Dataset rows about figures
┌────────

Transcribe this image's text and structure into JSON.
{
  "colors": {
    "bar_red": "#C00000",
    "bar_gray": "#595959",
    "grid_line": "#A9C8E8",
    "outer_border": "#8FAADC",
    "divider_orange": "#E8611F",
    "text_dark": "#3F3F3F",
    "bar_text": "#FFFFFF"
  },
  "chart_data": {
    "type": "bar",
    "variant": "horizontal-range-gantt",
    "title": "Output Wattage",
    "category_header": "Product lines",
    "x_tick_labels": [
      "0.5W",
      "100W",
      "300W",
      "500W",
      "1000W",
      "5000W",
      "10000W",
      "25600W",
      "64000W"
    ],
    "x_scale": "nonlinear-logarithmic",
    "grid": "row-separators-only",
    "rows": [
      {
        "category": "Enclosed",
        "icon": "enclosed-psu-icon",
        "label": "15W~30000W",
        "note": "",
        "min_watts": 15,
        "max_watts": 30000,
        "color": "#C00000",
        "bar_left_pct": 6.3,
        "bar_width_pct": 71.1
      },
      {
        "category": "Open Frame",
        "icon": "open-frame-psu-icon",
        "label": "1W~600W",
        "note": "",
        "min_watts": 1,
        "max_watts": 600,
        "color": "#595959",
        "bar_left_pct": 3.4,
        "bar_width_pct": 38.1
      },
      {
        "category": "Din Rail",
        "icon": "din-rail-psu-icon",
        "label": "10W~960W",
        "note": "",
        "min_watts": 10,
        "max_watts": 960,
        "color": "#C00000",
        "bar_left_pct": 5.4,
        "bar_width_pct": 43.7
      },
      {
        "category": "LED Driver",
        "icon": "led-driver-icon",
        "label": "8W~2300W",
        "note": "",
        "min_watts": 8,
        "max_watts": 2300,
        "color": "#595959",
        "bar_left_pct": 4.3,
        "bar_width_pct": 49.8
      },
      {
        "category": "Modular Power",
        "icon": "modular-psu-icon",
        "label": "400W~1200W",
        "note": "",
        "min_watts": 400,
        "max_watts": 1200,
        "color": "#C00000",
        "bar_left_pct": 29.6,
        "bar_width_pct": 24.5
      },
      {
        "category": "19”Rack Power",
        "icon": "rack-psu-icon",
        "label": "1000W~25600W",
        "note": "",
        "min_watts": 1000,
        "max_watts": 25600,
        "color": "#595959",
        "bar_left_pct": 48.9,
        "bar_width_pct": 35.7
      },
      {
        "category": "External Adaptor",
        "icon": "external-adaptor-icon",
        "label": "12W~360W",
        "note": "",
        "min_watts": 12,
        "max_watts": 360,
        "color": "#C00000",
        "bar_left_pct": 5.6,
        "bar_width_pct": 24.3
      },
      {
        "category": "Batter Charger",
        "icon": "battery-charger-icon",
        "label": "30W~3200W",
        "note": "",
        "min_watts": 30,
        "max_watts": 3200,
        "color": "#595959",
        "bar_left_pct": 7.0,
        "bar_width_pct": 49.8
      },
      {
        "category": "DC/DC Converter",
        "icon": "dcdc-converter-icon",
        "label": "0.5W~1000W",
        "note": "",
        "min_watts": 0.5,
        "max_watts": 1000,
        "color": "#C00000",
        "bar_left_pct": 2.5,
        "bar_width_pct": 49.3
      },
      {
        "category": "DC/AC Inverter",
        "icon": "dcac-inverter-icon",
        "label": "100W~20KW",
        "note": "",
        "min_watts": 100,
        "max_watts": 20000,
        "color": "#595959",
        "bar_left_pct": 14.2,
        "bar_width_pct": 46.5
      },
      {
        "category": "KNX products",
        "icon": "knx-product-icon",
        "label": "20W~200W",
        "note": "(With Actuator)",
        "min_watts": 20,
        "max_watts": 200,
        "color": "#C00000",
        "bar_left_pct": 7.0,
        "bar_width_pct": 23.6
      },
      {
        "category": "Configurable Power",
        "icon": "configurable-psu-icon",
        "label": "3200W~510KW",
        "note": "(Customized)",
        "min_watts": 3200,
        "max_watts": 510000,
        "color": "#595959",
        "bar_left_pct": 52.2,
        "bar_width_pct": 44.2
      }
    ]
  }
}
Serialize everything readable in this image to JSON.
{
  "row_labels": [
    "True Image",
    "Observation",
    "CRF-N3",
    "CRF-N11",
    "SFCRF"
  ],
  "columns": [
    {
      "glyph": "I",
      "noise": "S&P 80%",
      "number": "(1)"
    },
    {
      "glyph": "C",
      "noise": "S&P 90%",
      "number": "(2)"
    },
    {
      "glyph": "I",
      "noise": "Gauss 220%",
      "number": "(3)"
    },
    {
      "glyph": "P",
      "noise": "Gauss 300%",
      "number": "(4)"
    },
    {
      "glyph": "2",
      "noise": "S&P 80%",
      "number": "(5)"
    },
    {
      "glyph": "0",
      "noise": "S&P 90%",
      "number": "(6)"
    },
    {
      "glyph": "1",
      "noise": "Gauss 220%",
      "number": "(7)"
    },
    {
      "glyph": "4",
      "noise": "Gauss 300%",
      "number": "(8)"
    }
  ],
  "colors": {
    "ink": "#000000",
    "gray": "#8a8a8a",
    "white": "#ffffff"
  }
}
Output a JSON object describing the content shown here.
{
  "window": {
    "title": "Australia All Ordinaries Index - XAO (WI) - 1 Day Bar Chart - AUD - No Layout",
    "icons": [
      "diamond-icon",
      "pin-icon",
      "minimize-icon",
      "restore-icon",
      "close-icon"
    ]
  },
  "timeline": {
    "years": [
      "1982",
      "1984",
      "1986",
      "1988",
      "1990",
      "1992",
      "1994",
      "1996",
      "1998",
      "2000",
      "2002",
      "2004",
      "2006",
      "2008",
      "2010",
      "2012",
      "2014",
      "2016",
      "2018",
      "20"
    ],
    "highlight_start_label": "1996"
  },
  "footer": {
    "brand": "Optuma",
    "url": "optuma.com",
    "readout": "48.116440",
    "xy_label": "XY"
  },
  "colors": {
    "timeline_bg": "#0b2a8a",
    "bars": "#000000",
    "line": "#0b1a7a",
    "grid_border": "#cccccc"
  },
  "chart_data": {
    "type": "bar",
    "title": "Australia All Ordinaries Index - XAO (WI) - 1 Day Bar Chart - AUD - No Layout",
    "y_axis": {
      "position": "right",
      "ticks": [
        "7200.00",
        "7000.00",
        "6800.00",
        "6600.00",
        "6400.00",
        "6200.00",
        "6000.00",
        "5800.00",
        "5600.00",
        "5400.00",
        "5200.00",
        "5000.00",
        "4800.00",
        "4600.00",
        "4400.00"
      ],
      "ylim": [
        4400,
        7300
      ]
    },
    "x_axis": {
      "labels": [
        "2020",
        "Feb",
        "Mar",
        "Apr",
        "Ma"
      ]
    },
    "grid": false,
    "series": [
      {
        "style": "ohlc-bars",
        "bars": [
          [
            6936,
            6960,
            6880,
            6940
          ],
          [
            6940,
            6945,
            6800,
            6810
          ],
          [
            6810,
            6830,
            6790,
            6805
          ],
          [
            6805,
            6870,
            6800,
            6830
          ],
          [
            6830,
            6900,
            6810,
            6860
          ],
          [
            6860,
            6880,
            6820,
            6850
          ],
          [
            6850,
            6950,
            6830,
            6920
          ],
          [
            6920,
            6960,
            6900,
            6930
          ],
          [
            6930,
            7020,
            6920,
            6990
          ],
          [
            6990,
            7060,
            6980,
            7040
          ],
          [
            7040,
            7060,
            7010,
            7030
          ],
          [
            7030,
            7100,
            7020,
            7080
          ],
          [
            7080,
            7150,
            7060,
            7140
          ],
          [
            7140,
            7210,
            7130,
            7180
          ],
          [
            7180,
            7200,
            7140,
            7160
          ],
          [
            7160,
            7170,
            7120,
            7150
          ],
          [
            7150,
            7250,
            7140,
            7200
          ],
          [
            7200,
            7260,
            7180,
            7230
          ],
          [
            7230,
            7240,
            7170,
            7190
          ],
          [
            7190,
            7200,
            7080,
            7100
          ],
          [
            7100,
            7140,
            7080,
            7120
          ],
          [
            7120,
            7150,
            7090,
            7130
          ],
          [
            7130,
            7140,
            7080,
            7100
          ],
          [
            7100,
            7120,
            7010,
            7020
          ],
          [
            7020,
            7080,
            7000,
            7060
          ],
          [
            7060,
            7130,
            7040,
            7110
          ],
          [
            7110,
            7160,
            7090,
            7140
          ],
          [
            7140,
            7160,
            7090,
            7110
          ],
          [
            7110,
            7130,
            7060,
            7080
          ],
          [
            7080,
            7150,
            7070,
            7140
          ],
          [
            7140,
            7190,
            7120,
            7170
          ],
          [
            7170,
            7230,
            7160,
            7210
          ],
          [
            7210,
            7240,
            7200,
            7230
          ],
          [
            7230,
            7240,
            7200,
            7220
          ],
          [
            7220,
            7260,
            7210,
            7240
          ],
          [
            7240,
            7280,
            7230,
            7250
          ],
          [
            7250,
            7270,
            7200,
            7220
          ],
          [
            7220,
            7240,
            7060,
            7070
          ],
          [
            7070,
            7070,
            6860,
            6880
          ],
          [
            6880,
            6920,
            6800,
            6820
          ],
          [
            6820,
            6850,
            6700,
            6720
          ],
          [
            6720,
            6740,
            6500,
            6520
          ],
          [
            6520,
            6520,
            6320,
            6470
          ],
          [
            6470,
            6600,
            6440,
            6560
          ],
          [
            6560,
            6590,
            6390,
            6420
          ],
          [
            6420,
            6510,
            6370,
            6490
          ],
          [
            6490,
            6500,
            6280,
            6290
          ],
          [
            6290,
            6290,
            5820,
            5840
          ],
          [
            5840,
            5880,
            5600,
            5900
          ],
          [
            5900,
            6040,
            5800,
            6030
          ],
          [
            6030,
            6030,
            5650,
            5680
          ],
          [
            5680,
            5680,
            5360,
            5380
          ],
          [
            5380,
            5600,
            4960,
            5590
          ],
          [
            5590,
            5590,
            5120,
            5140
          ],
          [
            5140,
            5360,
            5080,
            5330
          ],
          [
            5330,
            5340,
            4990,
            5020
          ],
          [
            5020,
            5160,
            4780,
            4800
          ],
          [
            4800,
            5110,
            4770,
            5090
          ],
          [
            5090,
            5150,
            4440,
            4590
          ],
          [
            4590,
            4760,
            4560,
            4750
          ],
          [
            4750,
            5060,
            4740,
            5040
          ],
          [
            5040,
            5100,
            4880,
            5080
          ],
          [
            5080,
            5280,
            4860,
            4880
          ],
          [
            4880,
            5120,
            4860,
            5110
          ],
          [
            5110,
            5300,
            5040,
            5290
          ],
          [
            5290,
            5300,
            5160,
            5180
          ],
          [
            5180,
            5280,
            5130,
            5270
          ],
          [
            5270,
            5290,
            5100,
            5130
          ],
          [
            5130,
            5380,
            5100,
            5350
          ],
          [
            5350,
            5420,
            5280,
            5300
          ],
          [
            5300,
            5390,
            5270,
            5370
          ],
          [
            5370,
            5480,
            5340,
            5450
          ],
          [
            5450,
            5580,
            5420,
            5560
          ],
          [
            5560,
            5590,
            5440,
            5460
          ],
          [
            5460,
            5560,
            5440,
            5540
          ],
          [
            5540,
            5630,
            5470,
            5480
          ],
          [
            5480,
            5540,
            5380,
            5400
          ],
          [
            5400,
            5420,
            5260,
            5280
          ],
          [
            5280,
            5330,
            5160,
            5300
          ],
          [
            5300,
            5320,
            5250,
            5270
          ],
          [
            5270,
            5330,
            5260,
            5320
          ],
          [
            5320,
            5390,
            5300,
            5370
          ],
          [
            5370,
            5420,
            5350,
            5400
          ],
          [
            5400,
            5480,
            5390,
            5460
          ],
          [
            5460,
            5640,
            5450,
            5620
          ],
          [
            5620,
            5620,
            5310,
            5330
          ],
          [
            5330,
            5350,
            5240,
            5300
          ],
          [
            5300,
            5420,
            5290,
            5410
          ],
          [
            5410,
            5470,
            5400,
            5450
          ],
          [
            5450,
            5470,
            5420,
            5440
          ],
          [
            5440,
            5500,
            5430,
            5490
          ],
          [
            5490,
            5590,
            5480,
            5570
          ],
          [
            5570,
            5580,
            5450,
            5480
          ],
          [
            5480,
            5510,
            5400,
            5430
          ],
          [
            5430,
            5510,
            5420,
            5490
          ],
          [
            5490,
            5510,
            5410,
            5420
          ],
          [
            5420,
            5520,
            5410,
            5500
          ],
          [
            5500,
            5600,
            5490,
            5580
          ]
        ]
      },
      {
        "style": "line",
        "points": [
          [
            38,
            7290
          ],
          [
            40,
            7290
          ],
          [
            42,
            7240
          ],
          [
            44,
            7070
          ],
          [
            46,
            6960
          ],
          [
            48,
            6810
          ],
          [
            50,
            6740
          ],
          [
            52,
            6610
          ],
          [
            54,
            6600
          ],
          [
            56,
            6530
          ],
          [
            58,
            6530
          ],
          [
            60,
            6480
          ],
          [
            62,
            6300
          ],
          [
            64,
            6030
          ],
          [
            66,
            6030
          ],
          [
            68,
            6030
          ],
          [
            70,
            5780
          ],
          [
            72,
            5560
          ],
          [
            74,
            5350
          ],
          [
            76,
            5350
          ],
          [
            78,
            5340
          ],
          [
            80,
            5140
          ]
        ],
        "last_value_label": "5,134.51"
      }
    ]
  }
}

└────────

Work instructions
Say only how many lines in the records carry the word "Output".

Solution below
2